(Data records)
## start
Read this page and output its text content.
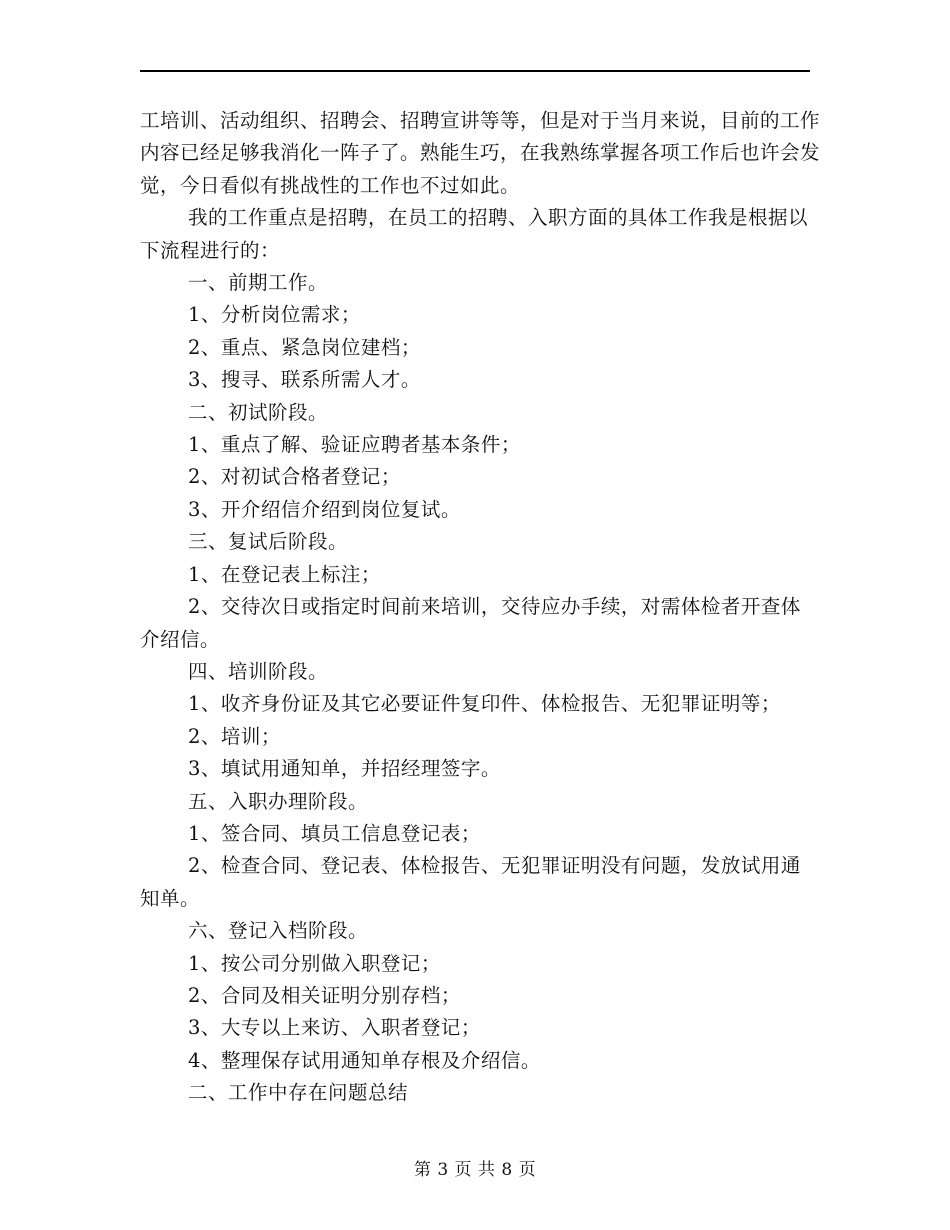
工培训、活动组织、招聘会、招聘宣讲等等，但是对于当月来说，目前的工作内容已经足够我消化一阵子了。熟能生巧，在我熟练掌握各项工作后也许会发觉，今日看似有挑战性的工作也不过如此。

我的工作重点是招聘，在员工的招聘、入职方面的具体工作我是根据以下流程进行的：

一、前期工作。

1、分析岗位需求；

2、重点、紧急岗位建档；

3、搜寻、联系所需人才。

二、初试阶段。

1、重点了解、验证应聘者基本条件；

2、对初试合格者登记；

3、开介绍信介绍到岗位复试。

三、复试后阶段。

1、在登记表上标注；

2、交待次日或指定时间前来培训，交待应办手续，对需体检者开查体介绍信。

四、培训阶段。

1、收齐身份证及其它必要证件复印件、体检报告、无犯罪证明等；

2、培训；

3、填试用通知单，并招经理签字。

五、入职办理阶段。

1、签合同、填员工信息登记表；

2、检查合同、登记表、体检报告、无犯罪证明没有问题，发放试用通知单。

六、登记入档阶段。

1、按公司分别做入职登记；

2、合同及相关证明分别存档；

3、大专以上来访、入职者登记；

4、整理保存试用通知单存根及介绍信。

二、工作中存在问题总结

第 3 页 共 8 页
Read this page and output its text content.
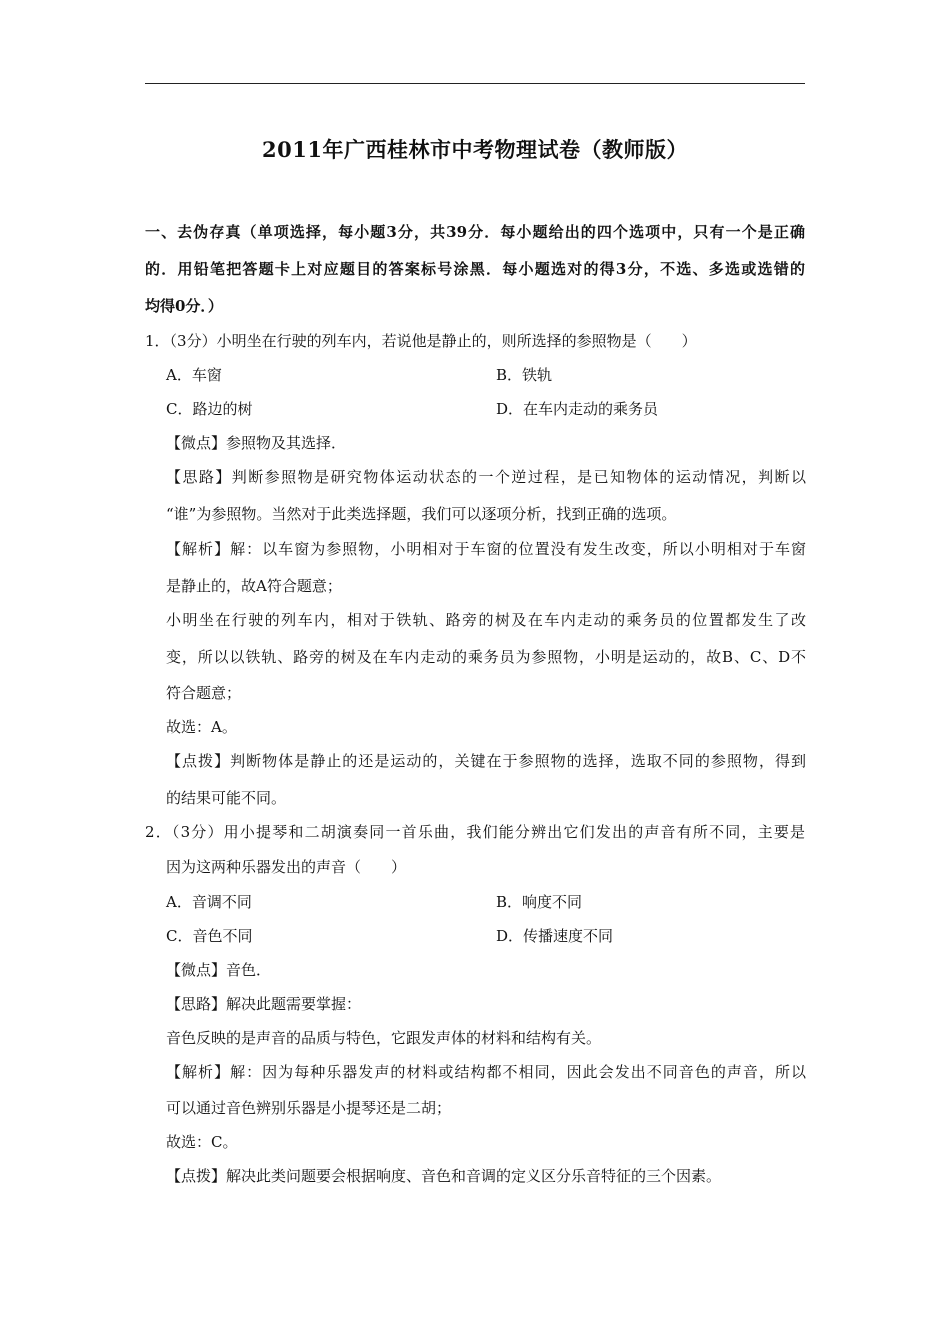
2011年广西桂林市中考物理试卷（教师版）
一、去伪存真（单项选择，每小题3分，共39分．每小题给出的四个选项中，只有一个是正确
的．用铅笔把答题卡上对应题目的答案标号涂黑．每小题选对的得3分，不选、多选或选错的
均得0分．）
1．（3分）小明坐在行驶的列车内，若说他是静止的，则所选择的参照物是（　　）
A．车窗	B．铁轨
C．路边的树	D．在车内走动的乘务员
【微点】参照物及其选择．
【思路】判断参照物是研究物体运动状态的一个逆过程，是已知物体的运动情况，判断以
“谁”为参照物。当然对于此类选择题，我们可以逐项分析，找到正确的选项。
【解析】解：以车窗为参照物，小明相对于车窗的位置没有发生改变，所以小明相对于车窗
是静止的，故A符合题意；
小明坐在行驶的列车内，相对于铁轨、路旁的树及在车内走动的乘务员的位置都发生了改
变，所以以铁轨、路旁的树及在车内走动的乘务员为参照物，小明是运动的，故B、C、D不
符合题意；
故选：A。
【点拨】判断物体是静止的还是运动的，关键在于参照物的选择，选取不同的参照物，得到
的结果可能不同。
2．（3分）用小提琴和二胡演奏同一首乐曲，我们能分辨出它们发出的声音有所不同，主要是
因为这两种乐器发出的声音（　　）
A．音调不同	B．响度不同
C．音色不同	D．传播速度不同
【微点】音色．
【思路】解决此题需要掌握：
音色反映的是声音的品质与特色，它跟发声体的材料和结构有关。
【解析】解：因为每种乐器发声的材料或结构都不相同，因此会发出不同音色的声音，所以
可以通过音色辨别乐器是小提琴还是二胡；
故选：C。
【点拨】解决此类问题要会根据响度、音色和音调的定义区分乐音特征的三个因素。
## end
## start
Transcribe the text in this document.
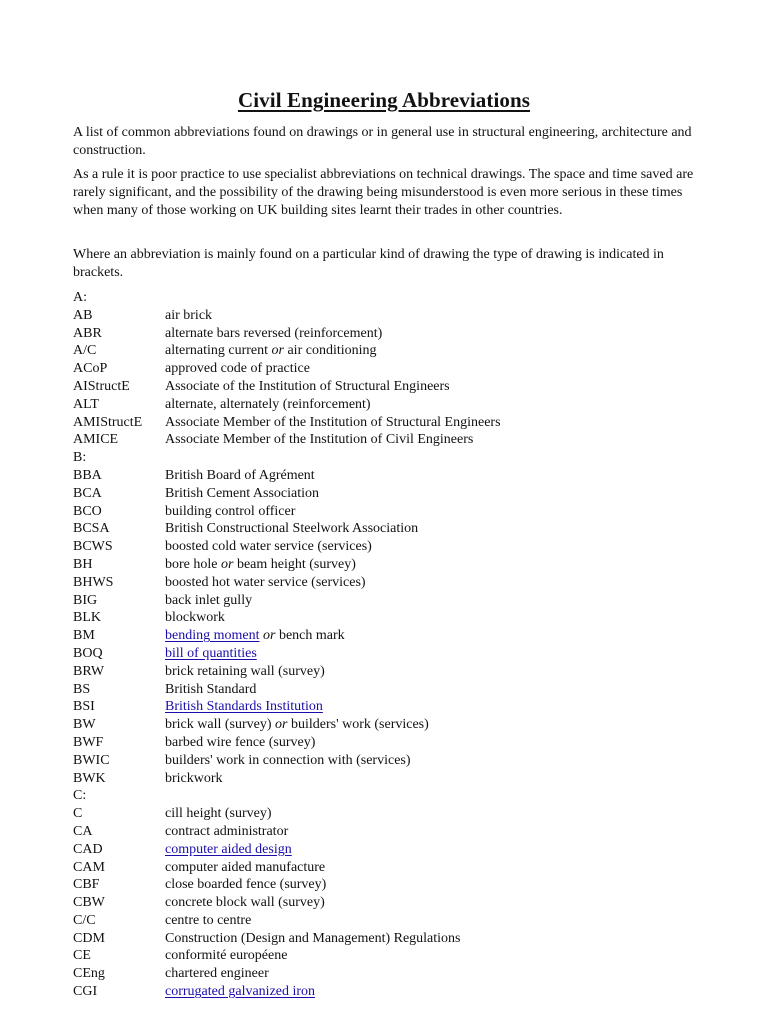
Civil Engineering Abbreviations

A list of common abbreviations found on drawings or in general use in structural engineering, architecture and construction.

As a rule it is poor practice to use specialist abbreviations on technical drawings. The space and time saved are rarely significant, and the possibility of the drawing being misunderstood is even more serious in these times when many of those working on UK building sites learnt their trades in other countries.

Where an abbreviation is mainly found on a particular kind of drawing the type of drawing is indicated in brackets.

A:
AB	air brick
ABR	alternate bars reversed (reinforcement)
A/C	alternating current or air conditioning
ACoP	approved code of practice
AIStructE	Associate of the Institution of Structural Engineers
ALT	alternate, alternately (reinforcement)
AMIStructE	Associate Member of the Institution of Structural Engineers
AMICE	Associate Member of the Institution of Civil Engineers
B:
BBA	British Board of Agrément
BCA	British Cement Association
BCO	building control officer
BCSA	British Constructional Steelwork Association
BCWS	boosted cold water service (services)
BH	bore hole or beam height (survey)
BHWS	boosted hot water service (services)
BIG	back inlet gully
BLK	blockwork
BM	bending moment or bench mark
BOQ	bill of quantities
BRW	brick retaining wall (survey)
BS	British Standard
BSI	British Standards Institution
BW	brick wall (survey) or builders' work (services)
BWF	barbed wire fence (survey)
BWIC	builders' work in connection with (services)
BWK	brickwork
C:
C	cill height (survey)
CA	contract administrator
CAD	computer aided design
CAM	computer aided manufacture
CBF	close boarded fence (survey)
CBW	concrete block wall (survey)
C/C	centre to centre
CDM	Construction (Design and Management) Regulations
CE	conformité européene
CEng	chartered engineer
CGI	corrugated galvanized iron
## end
**Problem requirements:** From the entries above, return each line with the word "Member" in it.

**Problem solution:**
AMIStructE	Associate Member of the Institution of Structural Engineers
AMICE	Associate Member of the Institution of Civil Engineers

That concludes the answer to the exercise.